• _To do_
Pictures do not belong in the copy; restate the records below word for word.

• _Given data_
** BEGIN **
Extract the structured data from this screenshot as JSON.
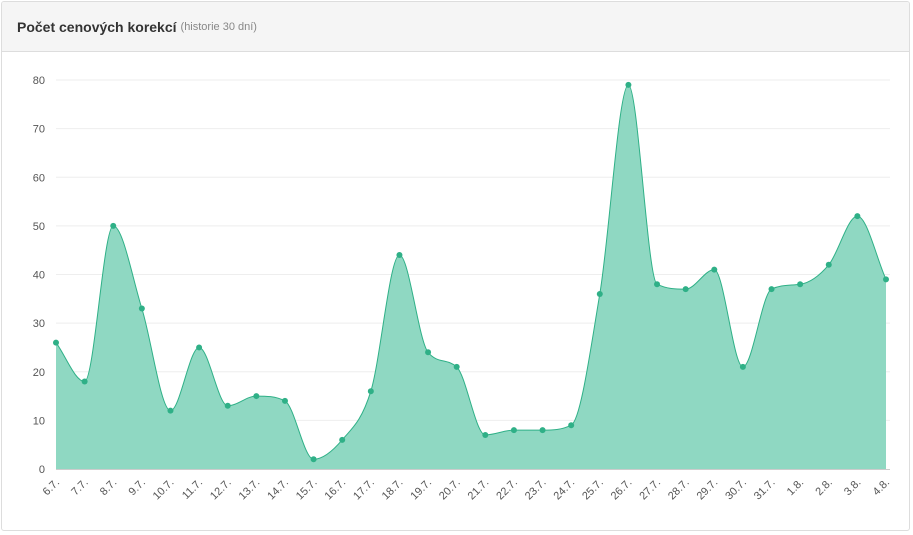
{
  "panel": {
    "title": "Počet cenových korekcí",
    "subtitle": "(historie 30 dní)"
  },
  "colors": {
    "line": "#2fb087",
    "fill": "#8fd8c2",
    "point": "#2fb087",
    "grid": "#eeeeee",
    "axis_text": "#555555"
  },
  "chart_data": {
    "type": "area",
    "title": "Počet cenových korekcí",
    "subtitle": "(historie 30 dní)",
    "xlabel": "",
    "ylabel": "",
    "ylim": [
      0,
      80
    ],
    "y_ticks": [
      0,
      10,
      20,
      30,
      40,
      50,
      60,
      70,
      80
    ],
    "grid": true,
    "categories": [
      "6.7.",
      "7.7.",
      "8.7.",
      "9.7.",
      "10.7.",
      "11.7.",
      "12.7.",
      "13.7.",
      "14.7.",
      "15.7.",
      "16.7.",
      "17.7.",
      "18.7.",
      "19.7.",
      "20.7.",
      "21.7.",
      "22.7.",
      "23.7.",
      "24.7.",
      "25.7.",
      "26.7.",
      "27.7.",
      "28.7.",
      "29.7.",
      "30.7.",
      "31.7.",
      "1.8.",
      "2.8.",
      "3.8.",
      "4.8."
    ],
    "values": [
      26,
      18,
      50,
      33,
      12,
      25,
      13,
      15,
      14,
      2,
      6,
      16,
      44,
      24,
      21,
      7,
      8,
      8,
      9,
      36,
      79,
      38,
      37,
      41,
      21,
      37,
      38,
      42,
      52,
      39
    ]
  }
}
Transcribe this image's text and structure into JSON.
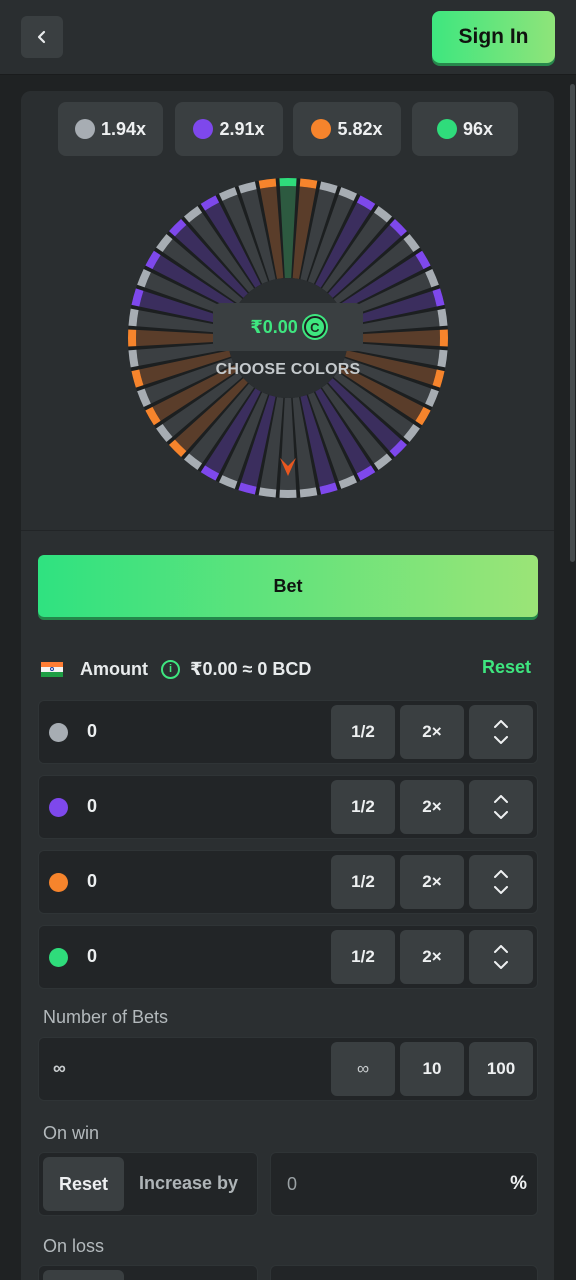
{
  "header": {
    "back_icon": "chevron-left-icon",
    "signin_label": "Sign In"
  },
  "multipliers": [
    {
      "label": "1.94x",
      "color": "#a7adb3"
    },
    {
      "label": "2.91x",
      "color": "#7e48ec"
    },
    {
      "label": "5.82x",
      "color": "#f6842c"
    },
    {
      "label": "96x",
      "color": "#2fdc7b"
    }
  ],
  "wheel": {
    "center_amount": "₹0.00",
    "coin_icon_letter": "C",
    "choose_label": "CHOOSE COLORS",
    "segments": [
      "green",
      "orange",
      "gray",
      "gray",
      "purple",
      "gray",
      "purple",
      "gray",
      "purple",
      "gray",
      "purple",
      "gray",
      "orange",
      "gray",
      "orange",
      "gray",
      "orange",
      "gray",
      "purple",
      "gray",
      "purple",
      "gray",
      "purple",
      "gray",
      "gray",
      "gray",
      "purple",
      "gray",
      "purple",
      "gray",
      "orange",
      "gray",
      "orange",
      "gray",
      "orange",
      "gray",
      "orange",
      "gray",
      "purple",
      "gray",
      "purple",
      "gray",
      "purple",
      "gray",
      "purple",
      "gray",
      "gray",
      "orange"
    ]
  },
  "bet_button_label": "Bet",
  "amount": {
    "label": "Amount",
    "conversion": "₹0.00 ≈ 0 BCD",
    "reset_label": "Reset",
    "info_icon": "i"
  },
  "bet_rows": [
    {
      "color": "#a7adb3",
      "value": "0",
      "half": "1/2",
      "double": "2×"
    },
    {
      "color": "#7e48ec",
      "value": "0",
      "half": "1/2",
      "double": "2×"
    },
    {
      "color": "#f6842c",
      "value": "0",
      "half": "1/2",
      "double": "2×"
    },
    {
      "color": "#2fdc7b",
      "value": "0",
      "half": "1/2",
      "double": "2×"
    }
  ],
  "number_of_bets": {
    "label": "Number of Bets",
    "value": "∞",
    "options": [
      "∞",
      "10",
      "100"
    ]
  },
  "on_win": {
    "label": "On win",
    "reset": "Reset",
    "increase": "Increase by",
    "value": "0",
    "unit": "%"
  },
  "on_loss": {
    "label": "On loss"
  },
  "colors": {
    "accent_green": "#3ee67f",
    "gray": "#a7adb3",
    "purple": "#7e48ec",
    "orange": "#f6842c"
  }
}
** END **
• _Answer to this exercise_
Extract the structured data from this screenshot as JSON.
{
  "panel": {
    "title": "Počet cenových korekcí",
    "subtitle": "(historie 30 dní)"
  },
  "colors": {
    "line": "#2fb087",
    "fill": "#8fd8c2",
    "point": "#2fb087",
    "grid": "#eeeeee",
    "axis_text": "#555555"
  },
  "chart_data": {
    "type": "area",
    "title": "Počet cenových korekcí",
    "subtitle": "(historie 30 dní)",
    "xlabel": "",
    "ylabel": "",
    "ylim": [
      0,
      80
    ],
    "y_ticks": [
      0,
      10,
      20,
      30,
      40,
      50,
      60,
      70,
      80
    ],
    "grid": true,
    "categories": [
      "6.7.",
      "7.7.",
      "8.7.",
      "9.7.",
      "10.7.",
      "11.7.",
      "12.7.",
      "13.7.",
      "14.7.",
      "15.7.",
      "16.7.",
      "17.7.",
      "18.7.",
      "19.7.",
      "20.7.",
      "21.7.",
      "22.7.",
      "23.7.",
      "24.7.",
      "25.7.",
      "26.7.",
      "27.7.",
      "28.7.",
      "29.7.",
      "30.7.",
      "31.7.",
      "1.8.",
      "2.8.",
      "3.8.",
      "4.8."
    ],
    "values": [
      26,
      18,
      50,
      33,
      12,
      25,
      13,
      15,
      14,
      2,
      6,
      16,
      44,
      24,
      21,
      7,
      8,
      8,
      9,
      36,
      79,
      38,
      37,
      41,
      21,
      37,
      38,
      42,
      52,
      39
    ]
  }
}
Transcribe this image's text and structure into JSON.
{
  "header": {
    "back_icon": "chevron-left-icon",
    "signin_label": "Sign In"
  },
  "multipliers": [
    {
      "label": "1.94x",
      "color": "#a7adb3"
    },
    {
      "label": "2.91x",
      "color": "#7e48ec"
    },
    {
      "label": "5.82x",
      "color": "#f6842c"
    },
    {
      "label": "96x",
      "color": "#2fdc7b"
    }
  ],
  "wheel": {
    "center_amount": "₹0.00",
    "coin_icon_letter": "C",
    "choose_label": "CHOOSE COLORS",
    "segments": [
      "green",
      "orange",
      "gray",
      "gray",
      "purple",
      "gray",
      "purple",
      "gray",
      "purple",
      "gray",
      "purple",
      "gray",
      "orange",
      "gray",
      "orange",
      "gray",
      "orange",
      "gray",
      "purple",
      "gray",
      "purple",
      "gray",
      "purple",
      "gray",
      "gray",
      "gray",
      "purple",
      "gray",
      "purple",
      "gray",
      "orange",
      "gray",
      "orange",
      "gray",
      "orange",
      "gray",
      "orange",
      "gray",
      "purple",
      "gray",
      "purple",
      "gray",
      "purple",
      "gray",
      "purple",
      "gray",
      "gray",
      "orange"
    ]
  },
  "bet_button_label": "Bet",
  "amount": {
    "label": "Amount",
    "conversion": "₹0.00 ≈ 0 BCD",
    "reset_label": "Reset",
    "info_icon": "i"
  },
  "bet_rows": [
    {
      "color": "#a7adb3",
      "value": "0",
      "half": "1/2",
      "double": "2×"
    },
    {
      "color": "#7e48ec",
      "value": "0",
      "half": "1/2",
      "double": "2×"
    },
    {
      "color": "#f6842c",
      "value": "0",
      "half": "1/2",
      "double": "2×"
    },
    {
      "color": "#2fdc7b",
      "value": "0",
      "half": "1/2",
      "double": "2×"
    }
  ],
  "number_of_bets": {
    "label": "Number of Bets",
    "value": "∞",
    "options": [
      "∞",
      "10",
      "100"
    ]
  },
  "on_win": {
    "label": "On win",
    "reset": "Reset",
    "increase": "Increase by",
    "value": "0",
    "unit": "%"
  },
  "on_loss": {
    "label": "On loss"
  },
  "colors": {
    "accent_green": "#3ee67f",
    "gray": "#a7adb3",
    "purple": "#7e48ec",
    "orange": "#f6842c"
  }
}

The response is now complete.